§ **DATA**:
━━━━━━━━━━━━━━━━━━━━
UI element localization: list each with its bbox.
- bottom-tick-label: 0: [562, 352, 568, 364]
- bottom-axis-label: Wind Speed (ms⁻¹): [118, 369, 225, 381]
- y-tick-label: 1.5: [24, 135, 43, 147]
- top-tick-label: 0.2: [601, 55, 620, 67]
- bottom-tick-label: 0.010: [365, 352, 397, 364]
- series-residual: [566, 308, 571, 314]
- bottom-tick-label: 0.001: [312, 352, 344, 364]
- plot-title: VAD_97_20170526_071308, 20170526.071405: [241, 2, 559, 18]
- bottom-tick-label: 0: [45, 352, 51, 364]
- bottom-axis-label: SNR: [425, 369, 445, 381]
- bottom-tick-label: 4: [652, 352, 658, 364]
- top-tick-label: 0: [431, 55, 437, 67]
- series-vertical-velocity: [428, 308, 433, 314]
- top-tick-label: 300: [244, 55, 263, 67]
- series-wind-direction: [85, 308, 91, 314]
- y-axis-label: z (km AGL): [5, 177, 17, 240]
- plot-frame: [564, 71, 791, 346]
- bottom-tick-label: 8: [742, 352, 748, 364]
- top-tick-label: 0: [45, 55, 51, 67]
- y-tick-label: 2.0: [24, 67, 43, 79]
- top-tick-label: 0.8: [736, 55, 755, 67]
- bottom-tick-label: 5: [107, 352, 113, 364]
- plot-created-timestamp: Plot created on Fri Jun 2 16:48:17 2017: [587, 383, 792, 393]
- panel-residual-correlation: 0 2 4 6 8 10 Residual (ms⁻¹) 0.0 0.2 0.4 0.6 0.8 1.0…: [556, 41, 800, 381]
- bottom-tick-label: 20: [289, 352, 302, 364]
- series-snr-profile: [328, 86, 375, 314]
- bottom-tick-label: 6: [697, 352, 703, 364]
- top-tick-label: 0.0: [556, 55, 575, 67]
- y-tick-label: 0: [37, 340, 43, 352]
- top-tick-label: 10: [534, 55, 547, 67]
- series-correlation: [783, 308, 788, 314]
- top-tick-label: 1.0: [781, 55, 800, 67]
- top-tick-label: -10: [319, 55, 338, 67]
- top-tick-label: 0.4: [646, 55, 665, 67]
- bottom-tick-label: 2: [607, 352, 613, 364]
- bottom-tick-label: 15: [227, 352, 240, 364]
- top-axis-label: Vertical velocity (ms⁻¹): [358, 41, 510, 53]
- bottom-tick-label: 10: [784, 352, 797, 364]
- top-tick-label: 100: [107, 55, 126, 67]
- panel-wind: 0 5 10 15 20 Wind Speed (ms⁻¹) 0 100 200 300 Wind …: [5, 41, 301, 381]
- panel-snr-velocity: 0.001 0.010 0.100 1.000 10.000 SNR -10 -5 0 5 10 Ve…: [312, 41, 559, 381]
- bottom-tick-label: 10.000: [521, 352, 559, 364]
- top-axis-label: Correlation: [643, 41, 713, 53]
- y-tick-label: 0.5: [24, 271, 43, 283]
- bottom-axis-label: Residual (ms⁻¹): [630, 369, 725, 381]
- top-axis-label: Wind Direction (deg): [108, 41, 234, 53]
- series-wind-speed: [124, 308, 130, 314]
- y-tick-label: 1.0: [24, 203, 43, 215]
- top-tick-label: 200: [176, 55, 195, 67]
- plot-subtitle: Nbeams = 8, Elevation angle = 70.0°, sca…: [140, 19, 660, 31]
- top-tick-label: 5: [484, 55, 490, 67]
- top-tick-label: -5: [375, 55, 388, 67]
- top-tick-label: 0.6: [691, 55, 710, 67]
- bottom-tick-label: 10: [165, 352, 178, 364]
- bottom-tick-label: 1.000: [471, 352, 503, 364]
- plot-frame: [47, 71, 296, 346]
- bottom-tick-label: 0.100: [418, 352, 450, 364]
━━━━━━━━━━━━━━━━━━━━
§ **GIVEN REQUEST**: Reproduce all of the records above, replacing every occurrence of "top-tick-label" with "upper-tick-label" and keeping everything else the same.

§ **ANSWER TO THIS TASK**:
UI element localization: list each with its bbox.
- bottom-tick-label: 0: [562, 352, 568, 364]
- bottom-axis-label: Wind Speed (ms⁻¹): [118, 369, 225, 381]
- y-tick-label: 1.5: [24, 135, 43, 147]
- upper-tick-label: 0.2: [601, 55, 620, 67]
- bottom-tick-label: 0.010: [365, 352, 397, 364]
- series-residual: [566, 308, 571, 314]
- bottom-tick-label: 0.001: [312, 352, 344, 364]
- plot-title: VAD_97_20170526_071308, 20170526.071405: [241, 2, 559, 18]
- bottom-tick-label: 0: [45, 352, 51, 364]
- bottom-axis-label: SNR: [425, 369, 445, 381]
- bottom-tick-label: 4: [652, 352, 658, 364]
- upper-tick-label: 0: [431, 55, 437, 67]
- series-vertical-velocity: [428, 308, 433, 314]
- upper-tick-label: 300: [244, 55, 263, 67]
- series-wind-direction: [85, 308, 91, 314]
- y-axis-label: z (km AGL): [5, 177, 17, 240]
- plot-frame: [564, 71, 791, 346]
- bottom-tick-label: 8: [742, 352, 748, 364]
- upper-tick-label: 0: [45, 55, 51, 67]
- y-tick-label: 2.0: [24, 67, 43, 79]
- upper-tick-label: 0.8: [736, 55, 755, 67]
- bottom-tick-label: 5: [107, 352, 113, 364]
- plot-created-timestamp: Plot created on Fri Jun 2 16:48:17 2017: [587, 383, 792, 393]
- panel-residual-correlation: 0 2 4 6 8 10 Residual (ms⁻¹) 0.0 0.2 0.4 0.6 0.8 1.0…: [556, 41, 800, 381]
- bottom-tick-label: 20: [289, 352, 302, 364]
- series-snr-profile: [328, 86, 375, 314]
- bottom-tick-label: 6: [697, 352, 703, 364]
- upper-tick-label: 0.0: [556, 55, 575, 67]
- y-tick-label: 0: [37, 340, 43, 352]
- upper-tick-label: 10: [534, 55, 547, 67]
- series-correlation: [783, 308, 788, 314]
- upper-tick-label: 1.0: [781, 55, 800, 67]
- upper-tick-label: -10: [319, 55, 338, 67]
- upper-tick-label: 0.4: [646, 55, 665, 67]
- bottom-tick-label: 2: [607, 352, 613, 364]
- bottom-tick-label: 15: [227, 352, 240, 364]
- top-axis-label: Vertical velocity (ms⁻¹): [358, 41, 510, 53]
- bottom-tick-label: 10: [784, 352, 797, 364]
- upper-tick-label: 100: [107, 55, 126, 67]
- panel-wind: 0 5 10 15 20 Wind Speed (ms⁻¹) 0 100 200 300 Wind …: [5, 41, 301, 381]
- panel-snr-velocity: 0.001 0.010 0.100 1.000 10.000 SNR -10 -5 0 5 10 Ve…: [312, 41, 559, 381]
- bottom-tick-label: 10.000: [521, 352, 559, 364]
- top-axis-label: Correlation: [643, 41, 713, 53]
- y-tick-label: 0.5: [24, 271, 43, 283]
- bottom-axis-label: Residual (ms⁻¹): [630, 369, 725, 381]
- top-axis-label: Wind Direction (deg): [108, 41, 234, 53]
- series-wind-speed: [124, 308, 130, 314]
- y-tick-label: 1.0: [24, 203, 43, 215]
- upper-tick-label: 200: [176, 55, 195, 67]
- plot-subtitle: Nbeams = 8, Elevation angle = 70.0°, sca…: [140, 19, 660, 31]
- upper-tick-label: 5: [484, 55, 490, 67]
- upper-tick-label: -5: [375, 55, 388, 67]
- upper-tick-label: 0.6: [691, 55, 710, 67]
- bottom-tick-label: 10: [165, 352, 178, 364]
- bottom-tick-label: 1.000: [471, 352, 503, 364]
- plot-frame: [47, 71, 296, 346]
- bottom-tick-label: 0.100: [418, 352, 450, 364]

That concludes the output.